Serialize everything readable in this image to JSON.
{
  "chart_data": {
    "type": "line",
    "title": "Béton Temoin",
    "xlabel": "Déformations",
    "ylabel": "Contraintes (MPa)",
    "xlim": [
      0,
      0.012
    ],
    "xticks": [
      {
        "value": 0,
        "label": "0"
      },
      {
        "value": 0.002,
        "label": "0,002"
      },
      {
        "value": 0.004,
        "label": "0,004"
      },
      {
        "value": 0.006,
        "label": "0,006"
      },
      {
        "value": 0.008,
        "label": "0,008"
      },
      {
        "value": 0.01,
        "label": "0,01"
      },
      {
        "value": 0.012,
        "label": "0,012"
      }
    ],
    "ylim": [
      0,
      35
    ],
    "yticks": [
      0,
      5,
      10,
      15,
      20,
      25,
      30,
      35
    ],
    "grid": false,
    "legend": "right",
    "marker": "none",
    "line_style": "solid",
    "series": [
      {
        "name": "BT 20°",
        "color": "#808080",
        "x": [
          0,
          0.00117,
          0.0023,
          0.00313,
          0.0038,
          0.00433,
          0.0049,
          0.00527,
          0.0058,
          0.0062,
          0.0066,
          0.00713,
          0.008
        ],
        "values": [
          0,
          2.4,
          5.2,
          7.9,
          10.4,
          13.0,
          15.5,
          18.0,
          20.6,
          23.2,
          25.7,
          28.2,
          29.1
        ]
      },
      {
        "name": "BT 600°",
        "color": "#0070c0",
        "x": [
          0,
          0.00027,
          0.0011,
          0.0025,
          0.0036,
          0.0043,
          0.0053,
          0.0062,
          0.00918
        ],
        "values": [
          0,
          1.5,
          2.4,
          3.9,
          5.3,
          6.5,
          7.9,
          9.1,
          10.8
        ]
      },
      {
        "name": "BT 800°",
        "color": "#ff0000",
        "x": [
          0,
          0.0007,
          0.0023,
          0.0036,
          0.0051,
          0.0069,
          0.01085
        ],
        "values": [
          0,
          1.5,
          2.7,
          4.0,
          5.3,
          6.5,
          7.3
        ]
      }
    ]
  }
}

---------------

## [Task prompt]
Repeat the lines above exactly.

## [Result of the exercise]
Serialize everything readable in this image to JSON.
{
  "chart_data": {
    "type": "line",
    "title": "Béton Temoin",
    "xlabel": "Déformations",
    "ylabel": "Contraintes (MPa)",
    "xlim": [
      0,
      0.012
    ],
    "xticks": [
      {
        "value": 0,
        "label": "0"
      },
      {
        "value": 0.002,
        "label": "0,002"
      },
      {
        "value": 0.004,
        "label": "0,004"
      },
      {
        "value": 0.006,
        "label": "0,006"
      },
      {
        "value": 0.008,
        "label": "0,008"
      },
      {
        "value": 0.01,
        "label": "0,01"
      },
      {
        "value": 0.012,
        "label": "0,012"
      }
    ],
    "ylim": [
      0,
      35
    ],
    "yticks": [
      0,
      5,
      10,
      15,
      20,
      25,
      30,
      35
    ],
    "grid": false,
    "legend": "right",
    "marker": "none",
    "line_style": "solid",
    "series": [
      {
        "name": "BT 20°",
        "color": "#808080",
        "x": [
          0,
          0.00117,
          0.0023,
          0.00313,
          0.0038,
          0.00433,
          0.0049,
          0.00527,
          0.0058,
          0.0062,
          0.0066,
          0.00713,
          0.008
        ],
        "values": [
          0,
          2.4,
          5.2,
          7.9,
          10.4,
          13.0,
          15.5,
          18.0,
          20.6,
          23.2,
          25.7,
          28.2,
          29.1
        ]
      },
      {
        "name": "BT 600°",
        "color": "#0070c0",
        "x": [
          0,
          0.00027,
          0.0011,
          0.0025,
          0.0036,
          0.0043,
          0.0053,
          0.0062,
          0.00918
        ],
        "values": [
          0,
          1.5,
          2.4,
          3.9,
          5.3,
          6.5,
          7.9,
          9.1,
          10.8
        ]
      },
      {
        "name": "BT 800°",
        "color": "#ff0000",
        "x": [
          0,
          0.0007,
          0.0023,
          0.0036,
          0.0051,
          0.0069,
          0.01085
        ],
        "values": [
          0,
          1.5,
          2.7,
          4.0,
          5.3,
          6.5,
          7.3
        ]
      }
    ]
  }
}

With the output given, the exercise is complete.